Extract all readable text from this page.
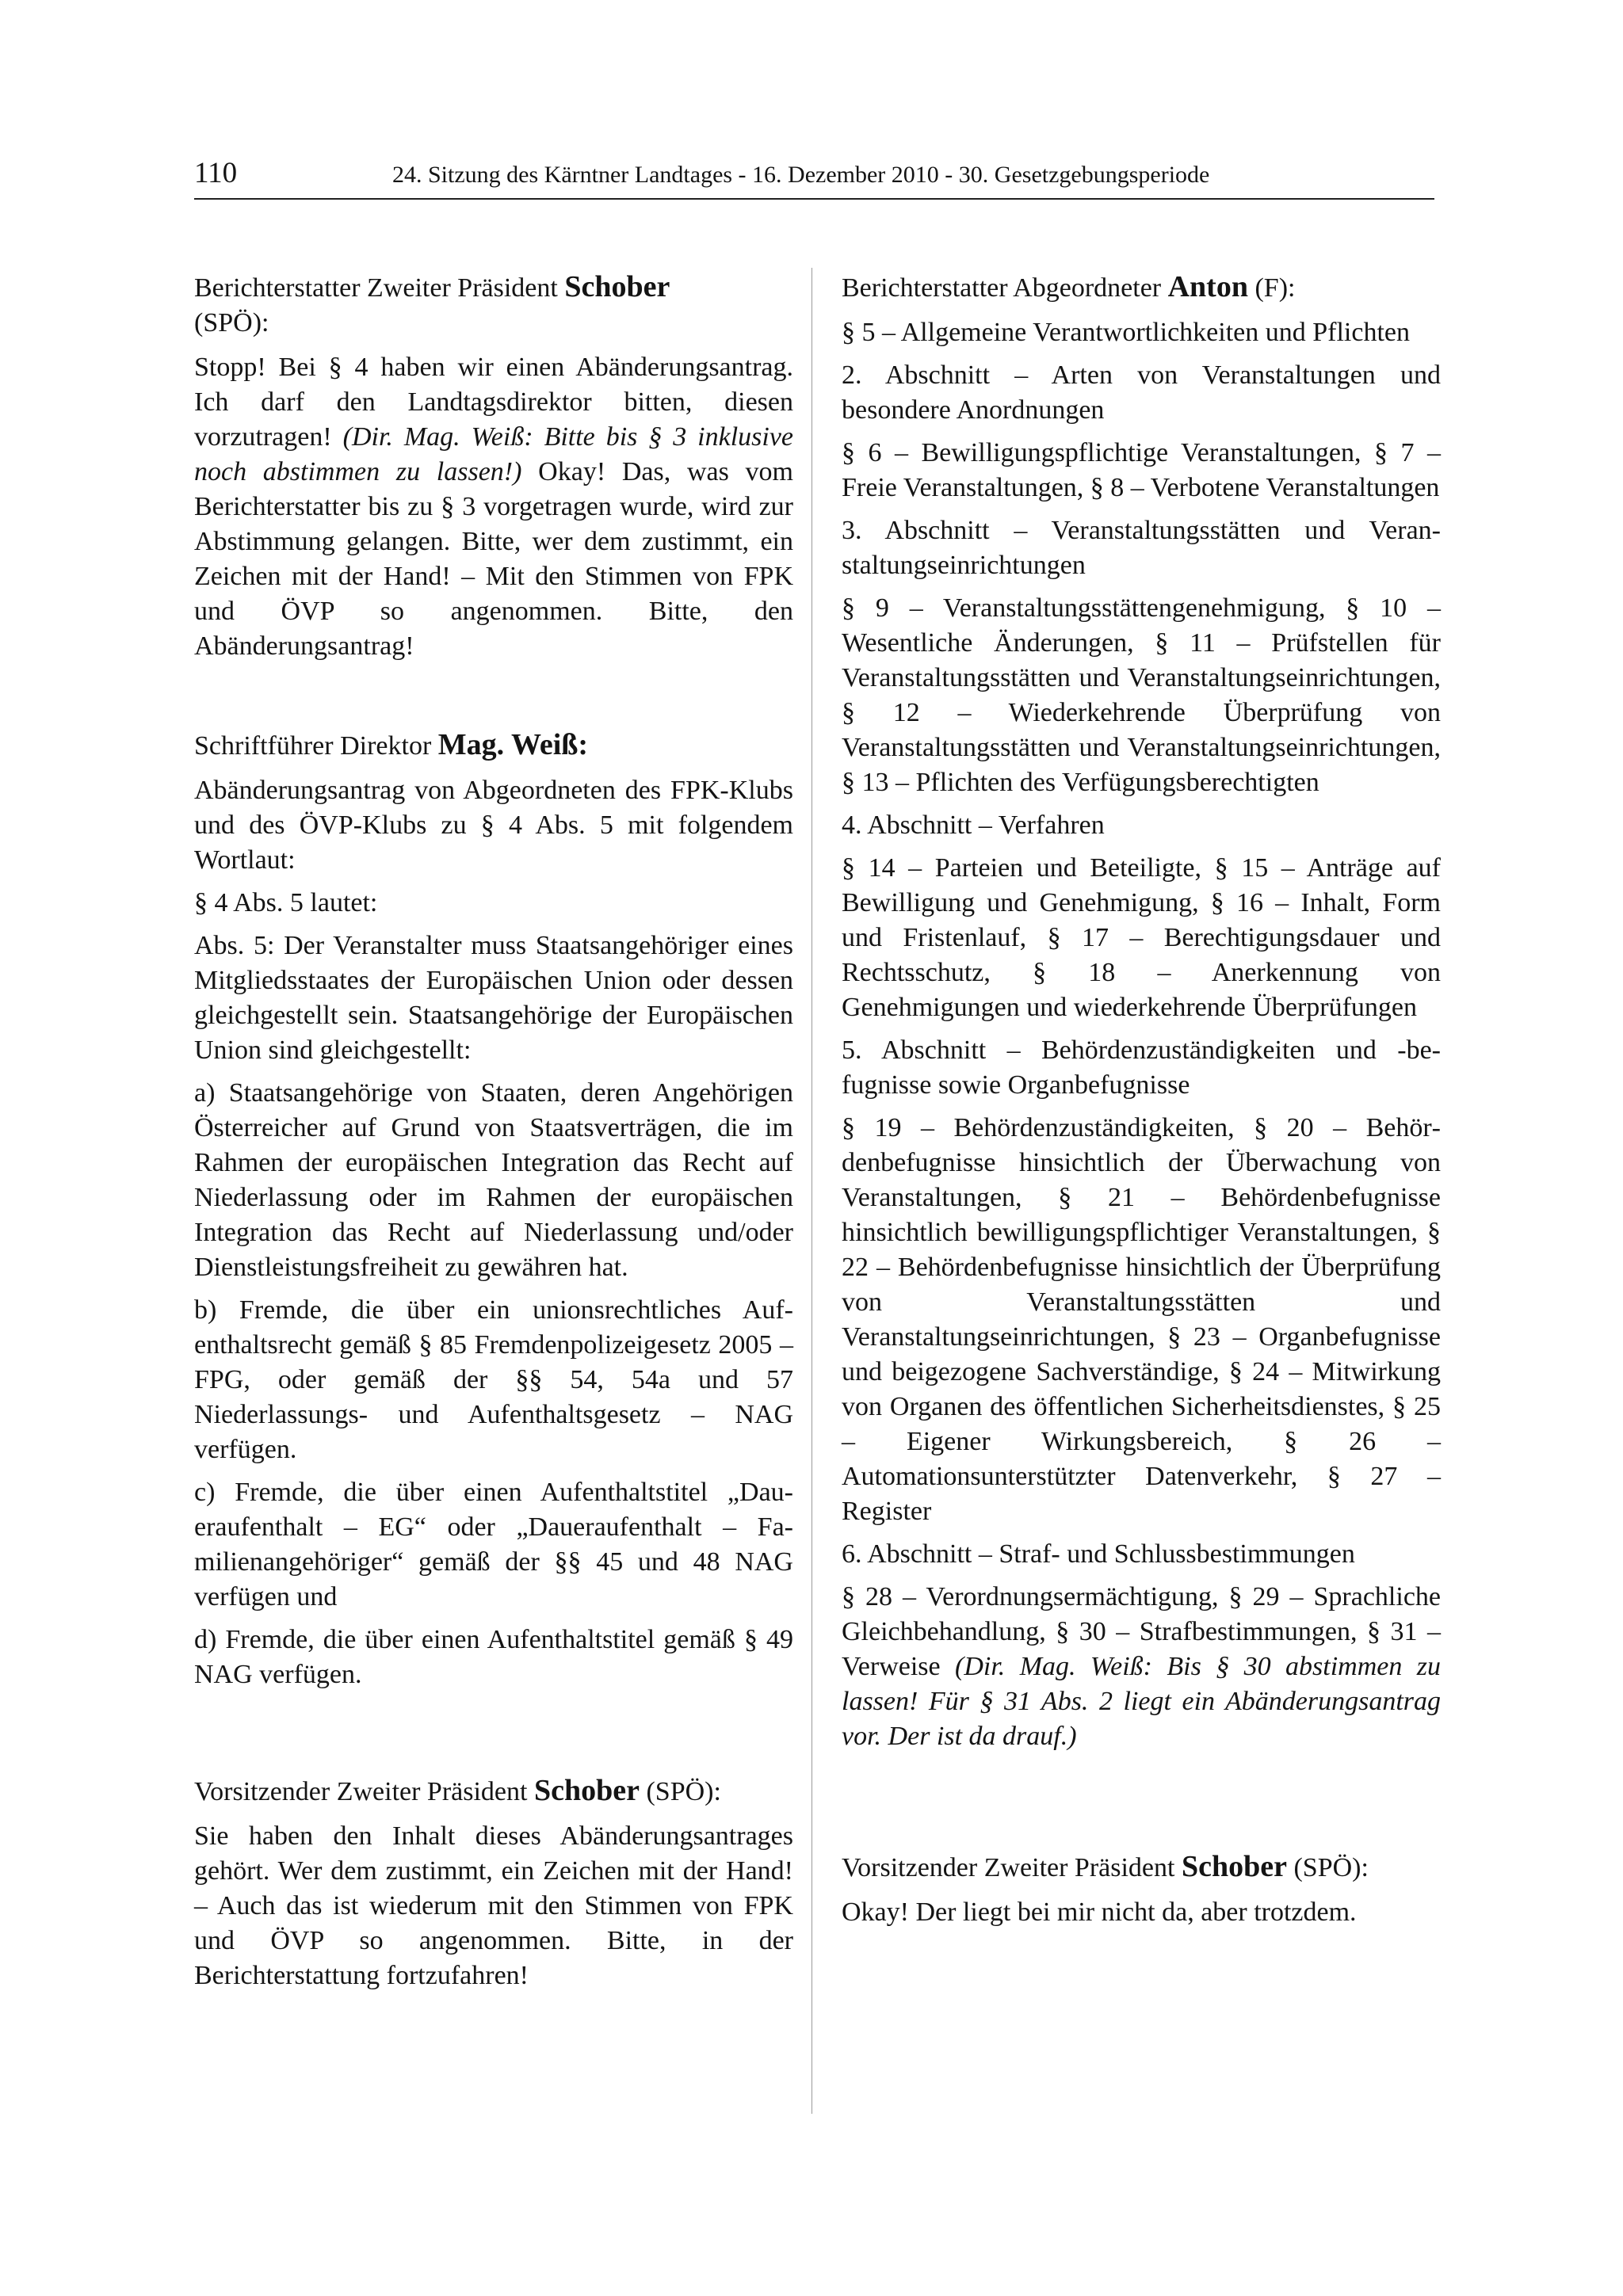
110	24. Sitzung des Kärntner Landtages - 16. Dezember 2010 - 30. Gesetzgebungsperiode

Berichterstatter Zweiter Präsident Schober
(SPÖ):

Stopp! Bei § 4 haben wir einen Abänderungsantrag. Ich darf den Landtagsdirektor bitten, diesen vorzutragen! (Dir. Mag. Weiß: Bitte bis § 3 inklusive noch abstimmen zu lassen!) Okay! Das, was vom Berichterstatter bis zu § 3 vorgetragen wurde, wird zur Abstimmung gelangen. Bitte, wer dem zustimmt, ein Zeichen mit der Hand! – Mit den Stimmen von FPK und ÖVP so angenommen. Bitte, den Abänderungsantrag!

Schriftführer Direktor Mag. Weiß:

Abänderungsantrag von Abgeordneten des FPK-Klubs und des ÖVP-Klubs zu § 4 Abs. 5 mit folgendem Wortlaut:

§ 4 Abs. 5 lautet:

Abs. 5: Der Veranstalter muss Staatsangehöriger eines Mitgliedsstaates der Europäischen Union oder dessen gleichgestellt sein. Staatsangehörige der Europäischen Union sind gleichgestellt:

a) Staatsangehörige von Staaten, deren Angehörigen Österreicher auf Grund von Staatsverträgen, die im Rahmen der europäischen Integration das Recht auf Niederlassung oder im Rahmen der europäischen Integration das Recht auf Niederlassung und/oder Dienstleistungsfreiheit zu gewähren hat.

b) Fremde, die über ein unionsrechtliches Aufenthaltsrecht gemäß § 85 Fremdenpolizeigesetz 2005 – FPG, oder gemäß der §§ 54, 54a und 57 Niederlassungs- und Aufenthaltsgesetz – NAG verfügen.

c) Fremde, die über einen Aufenthaltstitel „Daueraufenthalt – EG“ oder „Daueraufenthalt – Familienangehöriger“ gemäß der §§ 45 und 48 NAG verfügen und

d) Fremde, die über einen Aufenthaltstitel gemäß § 49 NAG verfügen.

Vorsitzender Zweiter Präsident Schober (SPÖ):

Sie haben den Inhalt dieses Abänderungsantrages gehört. Wer dem zustimmt, ein Zeichen mit der Hand! – Auch das ist wiederum mit den Stimmen von FPK und ÖVP so angenommen. Bitte, in der Berichterstattung fortzufahren!

Berichterstatter Abgeordneter Anton (F):

§ 5 – Allgemeine Verantwortlichkeiten und Pflichten

2. Abschnitt – Arten von Veranstaltungen und besondere Anordnungen

§ 6 – Bewilligungspflichtige Veranstaltungen, § 7 – Freie Veranstaltungen, § 8 – Verbotene Veranstaltungen

3. Abschnitt – Veranstaltungsstätten und Veranstaltungseinrichtungen

§ 9 – Veranstaltungsstättengenehmigung, § 10 – Wesentliche Änderungen, § 11 – Prüfstellen für Veranstaltungsstätten und Veranstaltungseinrichtungen, § 12 – Wiederkehrende Überprüfung von Veranstaltungsstätten und Veranstaltungseinrichtungen, § 13 – Pflichten des Verfügungsberechtigten

4. Abschnitt – Verfahren

§ 14 – Parteien und Beteiligte, § 15 – Anträge auf Bewilligung und Genehmigung, § 16 – Inhalt, Form und Fristenlauf, § 17 – Berechtigungsdauer und Rechtsschutz, § 18 – Anerkennung von Genehmigungen und wiederkehrende Überprüfungen

5. Abschnitt – Behördenzuständigkeiten und -befugnisse sowie Organbefugnisse

§ 19 – Behördenzuständigkeiten, § 20 – Behördenbefugnisse hinsichtlich der Überwachung von Veranstaltungen, § 21 – Behördenbefugnisse hinsichtlich bewilligungspflichtiger Veranstaltungen, § 22 – Behördenbefugnisse hinsichtlich der Überprüfung von Veranstaltungsstätten und Veranstaltungseinrichtungen, § 23 – Organbefugnisse und beigezogene Sachverständige, § 24 – Mitwirkung von Organen des öffentlichen Sicherheitsdienstes, § 25 – Eigener Wirkungsbereich, § 26 – Automationsunterstützter Datenverkehr, § 27 – Register

6. Abschnitt – Straf- und Schlussbestimmungen

§ 28 – Verordnungsermächtigung, § 29 – Sprachliche Gleichbehandlung, § 30 – Strafbestimmungen, § 31 – Verweise (Dir. Mag. Weiß: Bis § 30 abstimmen zu lassen! Für § 31 Abs. 2 liegt ein Abänderungsantrag vor. Der ist da drauf.)

Vorsitzender Zweiter Präsident Schober (SPÖ):

Okay! Der liegt bei mir nicht da, aber trotzdem.
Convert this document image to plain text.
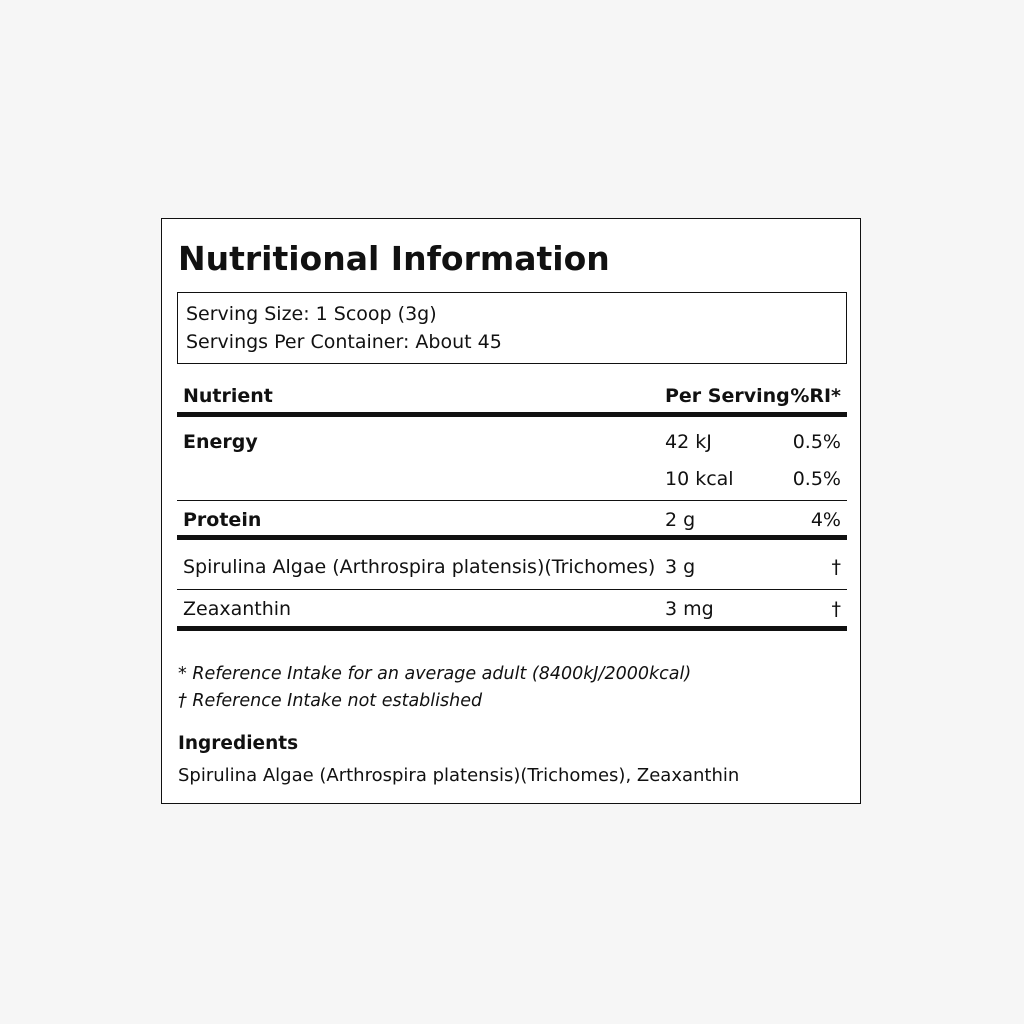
Nutritional Information
Serving Size: 1 Scoop (3g)
Servings Per Container: About 45
Nutrient	Per Serving %RI*
Energy	42 kJ	0.5%
10 kcal	0.5%
Protein	2 g	4%
Spirulina Algae (Arthrospira platensis)(Trichomes) 3 g	†
Zeaxanthin	3 mg	†
* Reference Intake for an average adult (8400kJ/2000kcal)
† Reference Intake not established
Ingredients
Spirulina Algae (Arthrospira platensis)(Trichomes), Zeaxanthin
··········
The response must give every line from the material above that holds the string "Trichomes".

Spirulina Algae (Arthrospira platensis)(Trichomes) 3 g	†
Spirulina Algae (Arthrospira platensis)(Trichomes), Zeaxanthin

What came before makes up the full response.